WHAT IS NEEDED
Strip the pictures and reproduce the rest of the listing exactly.

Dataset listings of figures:
....
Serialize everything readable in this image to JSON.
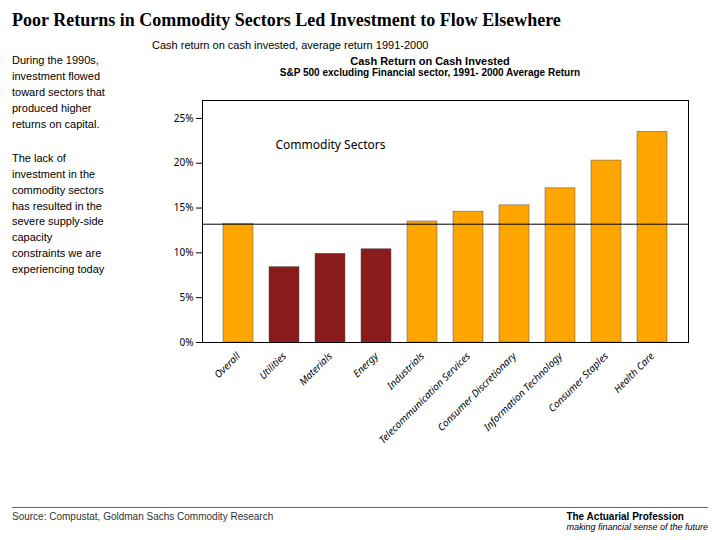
{
  "chart_data": {
    "type": "bar",
    "title": "Poor Returns in Commodity Sectors Led Investment to Flow Elsewhere",
    "chart_label": "Cash return on cash invested, average return 1991-2000",
    "subtitle": [
      "Cash Return on Cash Invested",
      "S&P 500 excluding Financial sector, 1991- 2000 Average Return"
    ],
    "notes": [
      "During the 1990s,\ninvestment flowed\ntoward sectors that\nproduced higher\nreturns on capital.",
      "The lack of\ninvestment in the\ncommodity sectors\nhas resulted in the\nsevere supply-side\ncapacity\nconstraints we are\nexperiencing today"
    ],
    "categories": [
      "Overall",
      "Utilities",
      "Materials",
      "Energy",
      "Industrials",
      "Telecommunication Services",
      "Consumer Discretionary",
      "Information Technology",
      "Consumer Staples",
      "Health Care"
    ],
    "values": [
      13.2,
      8.4,
      9.9,
      10.4,
      13.5,
      14.6,
      15.3,
      17.2,
      20.3,
      23.5
    ],
    "colors": [
      "#FFA500",
      "#8B1A1A",
      "#8B1A1A",
      "#8B1A1A",
      "#FFA500",
      "#FFA500",
      "#FFA500",
      "#FFA500",
      "#FFA500",
      "#FFA500"
    ],
    "reference_line": 13.2,
    "ylim": [
      0,
      27
    ],
    "yticks": [
      {
        "value": 0,
        "label": "0%"
      },
      {
        "value": 5,
        "label": "5%"
      },
      {
        "value": 10,
        "label": "10%"
      },
      {
        "value": 15,
        "label": "15%"
      },
      {
        "value": 20,
        "label": "20%"
      },
      {
        "value": 25,
        "label": "25%"
      }
    ],
    "annotation": "Commodity Sectors",
    "source": "Source: Compustat, Goldman Sachs Commodity Research",
    "logo_text": [
      "The Actuarial Profession",
      "making financial sense of the future"
    ],
    "grid": false
  }
}
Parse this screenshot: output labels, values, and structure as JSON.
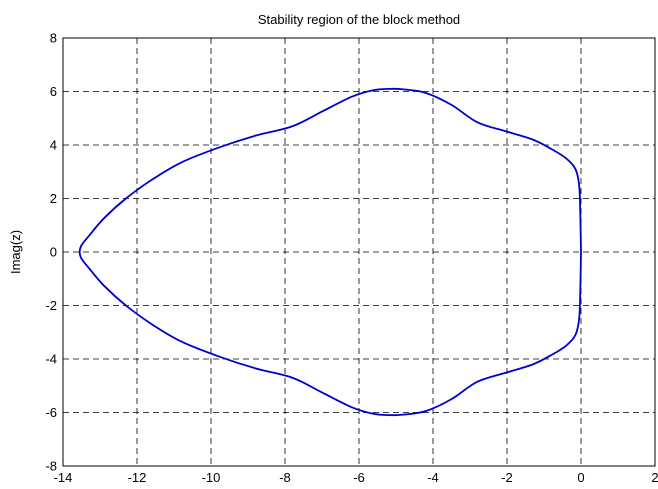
....
THE OUTPUT
Serialize everything readable in this image to JSON.
{
  "chart_data": {
    "type": "bar",
    "title": "Poor Returns in Commodity Sectors Led Investment to Flow Elsewhere",
    "chart_label": "Cash return on cash invested, average return 1991-2000",
    "subtitle": [
      "Cash Return on Cash Invested",
      "S&P 500 excluding Financial sector, 1991- 2000 Average Return"
    ],
    "notes": [
      "During the 1990s,\ninvestment flowed\ntoward sectors that\nproduced higher\nreturns on capital.",
      "The lack of\ninvestment in the\ncommodity sectors\nhas resulted in the\nsevere supply-side\ncapacity\nconstraints we are\nexperiencing today"
    ],
    "categories": [
      "Overall",
      "Utilities",
      "Materials",
      "Energy",
      "Industrials",
      "Telecommunication Services",
      "Consumer Discretionary",
      "Information Technology",
      "Consumer Staples",
      "Health Care"
    ],
    "values": [
      13.2,
      8.4,
      9.9,
      10.4,
      13.5,
      14.6,
      15.3,
      17.2,
      20.3,
      23.5
    ],
    "colors": [
      "#FFA500",
      "#8B1A1A",
      "#8B1A1A",
      "#8B1A1A",
      "#FFA500",
      "#FFA500",
      "#FFA500",
      "#FFA500",
      "#FFA500",
      "#FFA500"
    ],
    "reference_line": 13.2,
    "ylim": [
      0,
      27
    ],
    "yticks": [
      {
        "value": 0,
        "label": "0%"
      },
      {
        "value": 5,
        "label": "5%"
      },
      {
        "value": 10,
        "label": "10%"
      },
      {
        "value": 15,
        "label": "15%"
      },
      {
        "value": 20,
        "label": "20%"
      },
      {
        "value": 25,
        "label": "25%"
      }
    ],
    "annotation": "Commodity Sectors",
    "source": "Source: Compustat, Goldman Sachs Commodity Research",
    "logo_text": [
      "The Actuarial Profession",
      "making financial sense of the future"
    ],
    "grid": false
  }
}
Parse this screenshot: output labels, values, and structure as JSON.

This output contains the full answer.